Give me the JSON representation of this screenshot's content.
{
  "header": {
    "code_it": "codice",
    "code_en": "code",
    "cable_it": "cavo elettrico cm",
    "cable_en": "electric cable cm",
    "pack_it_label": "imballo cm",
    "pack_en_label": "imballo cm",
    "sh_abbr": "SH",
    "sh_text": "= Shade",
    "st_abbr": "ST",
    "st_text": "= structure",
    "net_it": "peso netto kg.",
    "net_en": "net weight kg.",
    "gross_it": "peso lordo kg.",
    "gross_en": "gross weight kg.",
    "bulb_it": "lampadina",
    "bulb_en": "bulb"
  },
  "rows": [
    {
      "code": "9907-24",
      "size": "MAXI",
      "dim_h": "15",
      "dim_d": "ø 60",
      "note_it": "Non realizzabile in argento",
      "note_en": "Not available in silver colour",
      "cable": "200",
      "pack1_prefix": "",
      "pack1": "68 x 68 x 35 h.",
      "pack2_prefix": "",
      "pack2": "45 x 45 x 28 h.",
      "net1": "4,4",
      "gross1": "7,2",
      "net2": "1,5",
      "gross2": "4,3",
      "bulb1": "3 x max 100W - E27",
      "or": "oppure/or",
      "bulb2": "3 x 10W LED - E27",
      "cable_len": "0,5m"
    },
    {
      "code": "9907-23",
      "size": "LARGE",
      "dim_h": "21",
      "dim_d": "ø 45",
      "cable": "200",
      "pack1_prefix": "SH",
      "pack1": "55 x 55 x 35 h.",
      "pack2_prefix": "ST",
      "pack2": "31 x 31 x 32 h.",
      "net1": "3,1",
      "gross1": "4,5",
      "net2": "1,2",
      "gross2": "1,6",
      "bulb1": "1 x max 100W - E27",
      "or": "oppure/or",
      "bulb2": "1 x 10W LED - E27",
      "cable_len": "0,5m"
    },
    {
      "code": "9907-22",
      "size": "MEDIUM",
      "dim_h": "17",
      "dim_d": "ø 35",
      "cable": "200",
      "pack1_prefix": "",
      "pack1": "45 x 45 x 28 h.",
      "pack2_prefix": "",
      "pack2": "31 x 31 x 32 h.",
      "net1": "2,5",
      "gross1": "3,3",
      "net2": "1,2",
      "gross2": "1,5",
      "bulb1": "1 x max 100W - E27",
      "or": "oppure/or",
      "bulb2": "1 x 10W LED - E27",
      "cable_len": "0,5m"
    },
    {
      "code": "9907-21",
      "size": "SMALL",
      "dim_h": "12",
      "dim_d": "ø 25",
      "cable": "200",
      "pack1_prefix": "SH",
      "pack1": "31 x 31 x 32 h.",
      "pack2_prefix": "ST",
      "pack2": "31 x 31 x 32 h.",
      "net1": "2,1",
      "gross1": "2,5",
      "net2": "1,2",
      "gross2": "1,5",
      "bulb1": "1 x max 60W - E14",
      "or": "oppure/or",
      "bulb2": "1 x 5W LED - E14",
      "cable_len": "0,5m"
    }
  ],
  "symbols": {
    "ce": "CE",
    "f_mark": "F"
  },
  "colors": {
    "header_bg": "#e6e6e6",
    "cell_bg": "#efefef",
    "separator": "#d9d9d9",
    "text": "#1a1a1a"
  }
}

> _Challenge_
Check each line of the records above for "peso", and copy those that have it.

> _Result_
    "net_it": "peso netto kg.",
    "gross_it": "peso lordo kg.",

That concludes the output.